Reproduce word for word the part of the records that opens with the first line and closes with the line containing "coastline [84,131,740,419]", including both of those lines.

## START

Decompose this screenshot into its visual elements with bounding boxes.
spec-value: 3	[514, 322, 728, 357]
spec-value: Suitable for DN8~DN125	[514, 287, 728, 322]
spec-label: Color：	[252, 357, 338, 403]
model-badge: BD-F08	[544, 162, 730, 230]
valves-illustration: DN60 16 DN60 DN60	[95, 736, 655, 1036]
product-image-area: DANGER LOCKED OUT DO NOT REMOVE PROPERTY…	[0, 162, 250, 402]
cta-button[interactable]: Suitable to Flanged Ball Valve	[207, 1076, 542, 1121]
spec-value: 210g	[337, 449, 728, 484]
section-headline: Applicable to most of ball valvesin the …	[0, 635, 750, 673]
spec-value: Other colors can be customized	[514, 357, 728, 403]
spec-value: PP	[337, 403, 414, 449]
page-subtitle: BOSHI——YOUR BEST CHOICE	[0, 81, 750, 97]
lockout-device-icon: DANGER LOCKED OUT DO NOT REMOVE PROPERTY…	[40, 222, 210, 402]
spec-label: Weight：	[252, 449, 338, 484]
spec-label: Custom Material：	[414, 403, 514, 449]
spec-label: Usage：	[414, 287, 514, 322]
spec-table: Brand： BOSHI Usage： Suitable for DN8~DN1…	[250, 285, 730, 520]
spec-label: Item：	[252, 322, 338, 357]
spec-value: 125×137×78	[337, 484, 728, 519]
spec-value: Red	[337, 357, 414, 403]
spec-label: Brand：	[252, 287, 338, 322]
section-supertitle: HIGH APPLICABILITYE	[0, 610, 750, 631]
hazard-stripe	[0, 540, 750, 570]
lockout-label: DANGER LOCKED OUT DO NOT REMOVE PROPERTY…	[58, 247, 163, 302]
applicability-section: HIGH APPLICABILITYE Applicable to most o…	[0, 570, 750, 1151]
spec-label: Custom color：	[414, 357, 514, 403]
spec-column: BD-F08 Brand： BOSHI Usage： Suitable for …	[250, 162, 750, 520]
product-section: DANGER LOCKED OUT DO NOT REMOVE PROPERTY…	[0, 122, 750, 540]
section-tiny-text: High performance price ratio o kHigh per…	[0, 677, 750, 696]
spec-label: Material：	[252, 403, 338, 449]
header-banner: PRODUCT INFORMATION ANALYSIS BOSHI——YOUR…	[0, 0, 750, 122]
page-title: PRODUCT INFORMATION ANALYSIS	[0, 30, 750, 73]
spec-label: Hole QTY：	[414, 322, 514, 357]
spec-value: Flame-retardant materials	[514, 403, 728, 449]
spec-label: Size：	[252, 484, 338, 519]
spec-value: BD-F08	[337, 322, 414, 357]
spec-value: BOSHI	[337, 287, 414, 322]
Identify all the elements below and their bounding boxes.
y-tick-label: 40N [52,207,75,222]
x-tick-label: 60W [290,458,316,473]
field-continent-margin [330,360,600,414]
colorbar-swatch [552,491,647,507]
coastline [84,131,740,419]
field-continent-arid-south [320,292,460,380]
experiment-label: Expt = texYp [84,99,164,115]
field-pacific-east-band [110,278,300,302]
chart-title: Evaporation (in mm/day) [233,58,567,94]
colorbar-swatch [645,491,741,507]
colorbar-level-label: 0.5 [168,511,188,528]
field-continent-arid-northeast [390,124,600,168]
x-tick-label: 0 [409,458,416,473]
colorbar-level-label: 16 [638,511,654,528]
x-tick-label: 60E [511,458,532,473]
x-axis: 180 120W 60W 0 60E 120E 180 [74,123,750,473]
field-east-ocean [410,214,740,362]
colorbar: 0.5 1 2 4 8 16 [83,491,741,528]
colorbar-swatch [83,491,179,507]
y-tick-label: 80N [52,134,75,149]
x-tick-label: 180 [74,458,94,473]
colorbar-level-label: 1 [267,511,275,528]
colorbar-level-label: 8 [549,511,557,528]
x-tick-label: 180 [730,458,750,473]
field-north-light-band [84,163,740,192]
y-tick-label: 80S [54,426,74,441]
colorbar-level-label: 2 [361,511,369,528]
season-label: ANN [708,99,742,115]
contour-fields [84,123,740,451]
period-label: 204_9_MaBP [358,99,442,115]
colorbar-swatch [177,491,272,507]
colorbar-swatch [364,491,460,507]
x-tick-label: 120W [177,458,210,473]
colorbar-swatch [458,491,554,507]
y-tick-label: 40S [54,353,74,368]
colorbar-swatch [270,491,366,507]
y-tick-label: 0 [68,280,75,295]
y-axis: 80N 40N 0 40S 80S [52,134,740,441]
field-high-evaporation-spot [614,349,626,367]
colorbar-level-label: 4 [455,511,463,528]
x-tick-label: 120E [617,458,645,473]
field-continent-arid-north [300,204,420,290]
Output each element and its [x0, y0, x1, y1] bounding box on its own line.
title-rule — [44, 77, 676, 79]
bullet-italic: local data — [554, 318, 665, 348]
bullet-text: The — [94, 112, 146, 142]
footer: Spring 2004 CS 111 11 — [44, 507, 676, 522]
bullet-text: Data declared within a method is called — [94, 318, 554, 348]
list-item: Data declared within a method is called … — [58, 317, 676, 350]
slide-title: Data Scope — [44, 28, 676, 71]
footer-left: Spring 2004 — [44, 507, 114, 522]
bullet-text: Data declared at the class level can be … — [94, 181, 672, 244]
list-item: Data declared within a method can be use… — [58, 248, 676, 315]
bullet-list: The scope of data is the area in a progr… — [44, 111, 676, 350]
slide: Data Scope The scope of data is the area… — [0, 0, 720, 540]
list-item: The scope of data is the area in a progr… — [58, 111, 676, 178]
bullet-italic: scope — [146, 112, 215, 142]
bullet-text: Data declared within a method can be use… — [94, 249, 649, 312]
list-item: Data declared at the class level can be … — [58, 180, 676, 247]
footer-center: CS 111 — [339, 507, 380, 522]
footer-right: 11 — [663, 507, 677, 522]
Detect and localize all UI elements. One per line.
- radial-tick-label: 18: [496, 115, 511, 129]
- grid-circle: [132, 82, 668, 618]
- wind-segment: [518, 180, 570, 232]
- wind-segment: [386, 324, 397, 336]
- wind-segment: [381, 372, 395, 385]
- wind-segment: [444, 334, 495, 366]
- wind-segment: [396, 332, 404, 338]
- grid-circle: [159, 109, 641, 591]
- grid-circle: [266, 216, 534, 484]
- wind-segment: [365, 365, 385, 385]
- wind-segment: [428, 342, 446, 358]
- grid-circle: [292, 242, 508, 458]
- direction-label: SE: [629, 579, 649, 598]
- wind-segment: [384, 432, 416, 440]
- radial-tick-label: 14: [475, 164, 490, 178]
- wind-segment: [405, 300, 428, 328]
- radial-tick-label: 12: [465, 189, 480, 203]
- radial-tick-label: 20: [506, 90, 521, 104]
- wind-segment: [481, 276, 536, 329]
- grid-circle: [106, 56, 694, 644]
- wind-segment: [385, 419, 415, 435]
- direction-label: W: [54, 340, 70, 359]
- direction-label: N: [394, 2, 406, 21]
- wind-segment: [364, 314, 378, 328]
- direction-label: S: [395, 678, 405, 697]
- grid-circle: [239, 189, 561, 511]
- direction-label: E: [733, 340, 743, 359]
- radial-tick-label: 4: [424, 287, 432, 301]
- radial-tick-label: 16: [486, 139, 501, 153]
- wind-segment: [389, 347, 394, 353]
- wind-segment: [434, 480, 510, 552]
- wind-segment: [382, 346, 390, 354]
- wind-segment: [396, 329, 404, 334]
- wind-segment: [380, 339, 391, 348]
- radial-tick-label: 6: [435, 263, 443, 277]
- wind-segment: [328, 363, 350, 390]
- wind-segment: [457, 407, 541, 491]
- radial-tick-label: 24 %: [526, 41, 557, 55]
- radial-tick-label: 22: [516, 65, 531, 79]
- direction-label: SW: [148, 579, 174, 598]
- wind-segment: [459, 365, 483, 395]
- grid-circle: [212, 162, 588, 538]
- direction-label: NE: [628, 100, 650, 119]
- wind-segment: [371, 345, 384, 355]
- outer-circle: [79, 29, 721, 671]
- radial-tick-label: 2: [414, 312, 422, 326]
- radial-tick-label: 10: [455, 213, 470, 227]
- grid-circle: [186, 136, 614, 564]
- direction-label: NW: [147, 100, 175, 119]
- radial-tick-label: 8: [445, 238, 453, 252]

## END

[Task output]
Decompose this screenshot into its visual elements with bounding boxes.
spec-value: 3	[514, 322, 728, 357]
spec-value: Suitable for DN8~DN125	[514, 287, 728, 322]
spec-label: Color：	[252, 357, 338, 403]
model-badge: BD-F08	[544, 162, 730, 230]
valves-illustration: DN60 16 DN60 DN60	[95, 736, 655, 1036]
product-image-area: DANGER LOCKED OUT DO NOT REMOVE PROPERTY…	[0, 162, 250, 402]
cta-button[interactable]: Suitable to Flanged Ball Valve	[207, 1076, 542, 1121]
spec-value: 210g	[337, 449, 728, 484]
section-headline: Applicable to most of ball valvesin the …	[0, 635, 750, 673]
spec-value: Other colors can be customized	[514, 357, 728, 403]
spec-value: PP	[337, 403, 414, 449]
page-subtitle: BOSHI——YOUR BEST CHOICE	[0, 81, 750, 97]
lockout-device-icon: DANGER LOCKED OUT DO NOT REMOVE PROPERTY…	[40, 222, 210, 402]
spec-label: Weight：	[252, 449, 338, 484]
spec-label: Custom Material：	[414, 403, 514, 449]
spec-label: Usage：	[414, 287, 514, 322]
spec-table: Brand： BOSHI Usage： Suitable for DN8~DN1…	[250, 285, 730, 520]
spec-label: Item：	[252, 322, 338, 357]
spec-value: 125×137×78	[337, 484, 728, 519]
spec-value: Red	[337, 357, 414, 403]
spec-label: Brand：	[252, 287, 338, 322]
section-supertitle: HIGH APPLICABILITYE	[0, 610, 750, 631]
hazard-stripe	[0, 540, 750, 570]
lockout-label: DANGER LOCKED OUT DO NOT REMOVE PROPERTY…	[58, 247, 163, 302]
applicability-section: HIGH APPLICABILITYE Applicable to most o…	[0, 570, 750, 1151]
spec-label: Custom color：	[414, 357, 514, 403]
spec-column: BD-F08 Brand： BOSHI Usage： Suitable for …	[250, 162, 750, 520]
product-section: DANGER LOCKED OUT DO NOT REMOVE PROPERTY…	[0, 122, 750, 540]
section-tiny-text: High performance price ratio o kHigh per…	[0, 677, 750, 696]
spec-label: Material：	[252, 403, 338, 449]
header-banner: PRODUCT INFORMATION ANALYSIS BOSHI——YOUR…	[0, 0, 750, 122]
page-title: PRODUCT INFORMATION ANALYSIS	[0, 30, 750, 73]
spec-label: Hole QTY：	[414, 322, 514, 357]
spec-value: Flame-retardant materials	[514, 403, 728, 449]
spec-label: Size：	[252, 484, 338, 519]
spec-value: BD-F08	[337, 322, 414, 357]
spec-value: BOSHI	[337, 287, 414, 322]
Identify all the elements below and their bounding boxes.
y-tick-label: 40N [52,207,75,222]
x-tick-label: 60W [290,458,316,473]
field-continent-margin [330,360,600,414]
colorbar-swatch [552,491,647,507]
coastline [84,131,740,419]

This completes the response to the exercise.